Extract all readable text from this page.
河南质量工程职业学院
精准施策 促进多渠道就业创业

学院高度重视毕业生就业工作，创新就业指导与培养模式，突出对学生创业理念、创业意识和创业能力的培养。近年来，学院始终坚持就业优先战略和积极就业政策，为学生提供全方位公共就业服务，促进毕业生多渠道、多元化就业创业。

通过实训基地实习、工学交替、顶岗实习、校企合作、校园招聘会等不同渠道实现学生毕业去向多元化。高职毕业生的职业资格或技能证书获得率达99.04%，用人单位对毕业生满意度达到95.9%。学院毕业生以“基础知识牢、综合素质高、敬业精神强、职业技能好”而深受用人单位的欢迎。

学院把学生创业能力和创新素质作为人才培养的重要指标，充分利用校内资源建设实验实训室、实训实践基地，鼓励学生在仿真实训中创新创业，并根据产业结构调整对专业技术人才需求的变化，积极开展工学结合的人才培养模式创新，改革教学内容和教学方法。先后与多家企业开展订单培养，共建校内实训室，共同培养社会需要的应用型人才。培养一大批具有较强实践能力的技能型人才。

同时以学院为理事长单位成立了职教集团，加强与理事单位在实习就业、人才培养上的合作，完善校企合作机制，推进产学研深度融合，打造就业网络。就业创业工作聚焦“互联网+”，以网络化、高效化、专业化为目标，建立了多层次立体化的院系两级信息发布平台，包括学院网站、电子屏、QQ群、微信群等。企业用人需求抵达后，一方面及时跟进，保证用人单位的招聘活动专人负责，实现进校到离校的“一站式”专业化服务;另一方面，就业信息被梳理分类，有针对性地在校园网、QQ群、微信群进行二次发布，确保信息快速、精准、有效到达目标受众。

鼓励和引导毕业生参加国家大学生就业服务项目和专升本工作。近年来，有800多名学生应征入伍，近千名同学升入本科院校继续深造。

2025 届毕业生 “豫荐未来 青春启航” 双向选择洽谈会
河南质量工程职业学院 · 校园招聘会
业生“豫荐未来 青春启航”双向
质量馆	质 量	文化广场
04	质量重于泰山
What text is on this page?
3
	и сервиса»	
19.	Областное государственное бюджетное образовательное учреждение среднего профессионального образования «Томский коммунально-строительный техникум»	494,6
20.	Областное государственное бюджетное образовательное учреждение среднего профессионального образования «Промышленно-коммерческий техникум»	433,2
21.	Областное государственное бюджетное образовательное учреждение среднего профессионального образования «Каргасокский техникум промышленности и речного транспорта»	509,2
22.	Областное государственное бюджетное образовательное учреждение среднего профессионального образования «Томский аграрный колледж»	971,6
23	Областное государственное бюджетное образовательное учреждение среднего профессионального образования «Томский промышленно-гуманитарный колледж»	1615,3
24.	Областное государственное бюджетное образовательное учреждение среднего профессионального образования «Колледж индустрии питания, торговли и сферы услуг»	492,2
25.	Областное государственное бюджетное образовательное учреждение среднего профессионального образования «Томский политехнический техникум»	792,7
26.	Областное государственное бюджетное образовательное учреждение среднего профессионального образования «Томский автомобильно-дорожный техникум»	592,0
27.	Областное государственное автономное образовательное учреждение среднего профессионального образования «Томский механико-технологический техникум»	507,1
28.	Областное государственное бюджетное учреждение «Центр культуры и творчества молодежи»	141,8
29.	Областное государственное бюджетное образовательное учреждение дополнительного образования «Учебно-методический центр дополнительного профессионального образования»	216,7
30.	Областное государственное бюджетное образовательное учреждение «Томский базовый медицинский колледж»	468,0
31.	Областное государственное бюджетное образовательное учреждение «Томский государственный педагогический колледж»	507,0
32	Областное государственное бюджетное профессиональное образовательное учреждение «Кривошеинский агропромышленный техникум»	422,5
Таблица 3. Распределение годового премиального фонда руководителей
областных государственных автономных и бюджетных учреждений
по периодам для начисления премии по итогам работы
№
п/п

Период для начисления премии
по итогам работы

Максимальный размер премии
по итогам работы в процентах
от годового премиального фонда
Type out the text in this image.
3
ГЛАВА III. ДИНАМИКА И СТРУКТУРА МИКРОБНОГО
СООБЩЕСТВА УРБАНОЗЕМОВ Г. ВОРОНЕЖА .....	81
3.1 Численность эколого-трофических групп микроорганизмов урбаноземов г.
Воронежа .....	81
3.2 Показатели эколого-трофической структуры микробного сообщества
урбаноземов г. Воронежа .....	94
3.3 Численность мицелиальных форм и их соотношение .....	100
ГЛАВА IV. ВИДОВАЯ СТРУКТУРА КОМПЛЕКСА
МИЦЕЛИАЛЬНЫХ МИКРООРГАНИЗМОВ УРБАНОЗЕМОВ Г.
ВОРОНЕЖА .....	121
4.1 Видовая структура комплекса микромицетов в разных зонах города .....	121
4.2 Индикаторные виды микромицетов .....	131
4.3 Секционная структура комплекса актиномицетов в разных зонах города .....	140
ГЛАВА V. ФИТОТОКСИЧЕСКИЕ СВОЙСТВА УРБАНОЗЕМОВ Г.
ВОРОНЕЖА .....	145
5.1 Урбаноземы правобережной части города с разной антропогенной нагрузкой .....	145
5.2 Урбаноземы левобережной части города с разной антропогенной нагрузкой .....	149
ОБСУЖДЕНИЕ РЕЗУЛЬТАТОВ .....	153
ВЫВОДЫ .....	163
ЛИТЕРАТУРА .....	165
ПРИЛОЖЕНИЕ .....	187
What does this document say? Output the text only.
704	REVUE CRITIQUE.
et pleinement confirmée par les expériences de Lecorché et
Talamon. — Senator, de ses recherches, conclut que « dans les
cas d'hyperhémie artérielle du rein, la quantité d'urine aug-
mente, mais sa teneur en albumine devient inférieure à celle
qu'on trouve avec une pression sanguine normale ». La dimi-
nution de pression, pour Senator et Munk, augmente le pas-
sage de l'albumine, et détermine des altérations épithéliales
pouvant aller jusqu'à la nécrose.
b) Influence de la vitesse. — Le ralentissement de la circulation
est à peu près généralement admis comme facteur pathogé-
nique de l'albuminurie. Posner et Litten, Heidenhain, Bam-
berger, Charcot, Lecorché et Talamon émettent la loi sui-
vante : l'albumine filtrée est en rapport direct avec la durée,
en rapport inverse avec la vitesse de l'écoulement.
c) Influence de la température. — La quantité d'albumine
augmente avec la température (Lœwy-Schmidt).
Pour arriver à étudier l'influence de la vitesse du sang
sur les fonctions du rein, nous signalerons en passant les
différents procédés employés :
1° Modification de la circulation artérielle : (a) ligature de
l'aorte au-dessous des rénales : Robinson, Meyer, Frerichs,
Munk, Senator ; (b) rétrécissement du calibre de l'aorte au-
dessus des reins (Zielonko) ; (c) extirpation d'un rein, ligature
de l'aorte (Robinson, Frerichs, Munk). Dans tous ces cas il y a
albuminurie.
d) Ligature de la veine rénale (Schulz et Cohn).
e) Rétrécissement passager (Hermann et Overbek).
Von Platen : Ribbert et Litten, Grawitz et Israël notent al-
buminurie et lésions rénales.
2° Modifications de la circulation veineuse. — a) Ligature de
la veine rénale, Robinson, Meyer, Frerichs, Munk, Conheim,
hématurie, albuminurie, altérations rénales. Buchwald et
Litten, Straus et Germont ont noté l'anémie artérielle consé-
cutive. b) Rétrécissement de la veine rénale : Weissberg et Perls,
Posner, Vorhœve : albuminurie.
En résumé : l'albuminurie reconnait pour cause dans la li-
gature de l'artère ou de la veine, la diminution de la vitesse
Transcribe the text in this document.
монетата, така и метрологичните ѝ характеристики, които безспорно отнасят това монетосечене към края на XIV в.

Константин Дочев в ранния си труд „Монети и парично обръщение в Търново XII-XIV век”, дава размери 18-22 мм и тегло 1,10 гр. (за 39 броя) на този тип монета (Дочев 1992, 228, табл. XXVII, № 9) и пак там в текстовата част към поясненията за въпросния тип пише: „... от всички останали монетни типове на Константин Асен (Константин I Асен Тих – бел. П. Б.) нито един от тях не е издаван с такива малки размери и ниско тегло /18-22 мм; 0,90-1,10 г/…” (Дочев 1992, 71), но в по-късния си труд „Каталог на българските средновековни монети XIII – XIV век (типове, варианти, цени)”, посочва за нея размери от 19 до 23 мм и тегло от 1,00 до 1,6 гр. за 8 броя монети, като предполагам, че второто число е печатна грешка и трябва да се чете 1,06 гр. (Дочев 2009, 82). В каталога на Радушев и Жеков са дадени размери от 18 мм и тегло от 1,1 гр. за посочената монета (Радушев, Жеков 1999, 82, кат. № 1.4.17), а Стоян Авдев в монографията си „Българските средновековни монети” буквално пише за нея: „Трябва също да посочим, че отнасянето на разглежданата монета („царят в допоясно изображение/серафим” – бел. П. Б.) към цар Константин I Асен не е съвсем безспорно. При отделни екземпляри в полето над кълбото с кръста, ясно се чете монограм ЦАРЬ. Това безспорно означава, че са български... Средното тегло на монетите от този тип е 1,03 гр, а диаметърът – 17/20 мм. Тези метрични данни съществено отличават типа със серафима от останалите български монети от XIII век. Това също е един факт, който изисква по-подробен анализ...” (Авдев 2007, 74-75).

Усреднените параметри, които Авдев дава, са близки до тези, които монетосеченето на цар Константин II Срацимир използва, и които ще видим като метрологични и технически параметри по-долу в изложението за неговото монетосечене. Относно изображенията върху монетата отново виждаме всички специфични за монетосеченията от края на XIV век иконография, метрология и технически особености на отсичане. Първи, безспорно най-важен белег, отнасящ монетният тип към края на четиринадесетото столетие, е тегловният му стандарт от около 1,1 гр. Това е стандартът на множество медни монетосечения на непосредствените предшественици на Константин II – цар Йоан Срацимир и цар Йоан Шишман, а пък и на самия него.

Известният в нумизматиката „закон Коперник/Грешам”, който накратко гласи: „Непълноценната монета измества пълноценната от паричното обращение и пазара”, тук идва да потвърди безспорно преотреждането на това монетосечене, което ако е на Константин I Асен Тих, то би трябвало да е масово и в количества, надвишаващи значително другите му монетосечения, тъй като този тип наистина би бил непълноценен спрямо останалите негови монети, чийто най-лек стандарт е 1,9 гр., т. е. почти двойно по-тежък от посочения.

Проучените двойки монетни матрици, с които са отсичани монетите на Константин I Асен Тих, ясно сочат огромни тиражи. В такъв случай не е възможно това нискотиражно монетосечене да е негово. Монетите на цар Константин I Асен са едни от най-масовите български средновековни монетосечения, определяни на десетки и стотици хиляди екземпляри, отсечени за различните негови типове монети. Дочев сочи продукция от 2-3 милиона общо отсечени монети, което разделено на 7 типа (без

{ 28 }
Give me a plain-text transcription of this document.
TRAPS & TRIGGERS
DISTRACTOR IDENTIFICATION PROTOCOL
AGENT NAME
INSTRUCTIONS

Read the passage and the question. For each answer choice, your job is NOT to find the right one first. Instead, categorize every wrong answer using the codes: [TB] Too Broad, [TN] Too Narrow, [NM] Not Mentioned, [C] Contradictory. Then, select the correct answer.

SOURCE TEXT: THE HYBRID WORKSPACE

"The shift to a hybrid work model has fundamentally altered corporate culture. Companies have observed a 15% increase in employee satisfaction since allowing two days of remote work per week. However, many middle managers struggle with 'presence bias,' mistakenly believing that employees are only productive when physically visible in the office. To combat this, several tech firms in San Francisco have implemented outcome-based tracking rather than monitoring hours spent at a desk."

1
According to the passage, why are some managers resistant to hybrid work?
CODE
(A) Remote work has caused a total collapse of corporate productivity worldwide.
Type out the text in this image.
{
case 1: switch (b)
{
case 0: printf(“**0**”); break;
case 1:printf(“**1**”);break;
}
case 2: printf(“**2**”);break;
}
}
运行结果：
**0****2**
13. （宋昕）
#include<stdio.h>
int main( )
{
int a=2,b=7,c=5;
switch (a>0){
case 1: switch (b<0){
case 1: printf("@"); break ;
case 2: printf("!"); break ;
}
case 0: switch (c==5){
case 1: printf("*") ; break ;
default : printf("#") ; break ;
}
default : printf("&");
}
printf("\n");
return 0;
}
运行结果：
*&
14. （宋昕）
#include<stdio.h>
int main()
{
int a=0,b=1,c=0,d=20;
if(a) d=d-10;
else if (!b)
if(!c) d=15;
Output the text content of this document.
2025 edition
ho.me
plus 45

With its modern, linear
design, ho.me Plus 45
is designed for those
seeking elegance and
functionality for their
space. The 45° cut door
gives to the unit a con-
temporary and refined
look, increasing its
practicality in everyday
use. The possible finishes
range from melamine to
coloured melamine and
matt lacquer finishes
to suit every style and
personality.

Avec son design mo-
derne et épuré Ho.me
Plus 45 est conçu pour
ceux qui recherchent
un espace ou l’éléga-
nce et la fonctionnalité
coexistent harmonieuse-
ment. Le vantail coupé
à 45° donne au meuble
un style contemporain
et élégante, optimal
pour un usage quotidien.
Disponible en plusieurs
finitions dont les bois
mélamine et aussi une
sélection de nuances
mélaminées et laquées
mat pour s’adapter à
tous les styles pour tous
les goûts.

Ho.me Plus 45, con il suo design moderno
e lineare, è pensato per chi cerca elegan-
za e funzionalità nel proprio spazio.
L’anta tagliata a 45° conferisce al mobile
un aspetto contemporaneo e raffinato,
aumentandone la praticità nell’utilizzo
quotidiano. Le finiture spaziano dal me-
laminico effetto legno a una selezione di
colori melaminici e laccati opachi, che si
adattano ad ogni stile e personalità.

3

***

▶ _What is expected_
Gather all lines where the word "circulation" appears.

▶ _Complete response_
b) Influence de la vitesse. — Le ralentissement de la circulation
1° Modification de la circulation artérielle : (a) ligature de
2° Modifications de la circulation veineuse. — a) Ligature de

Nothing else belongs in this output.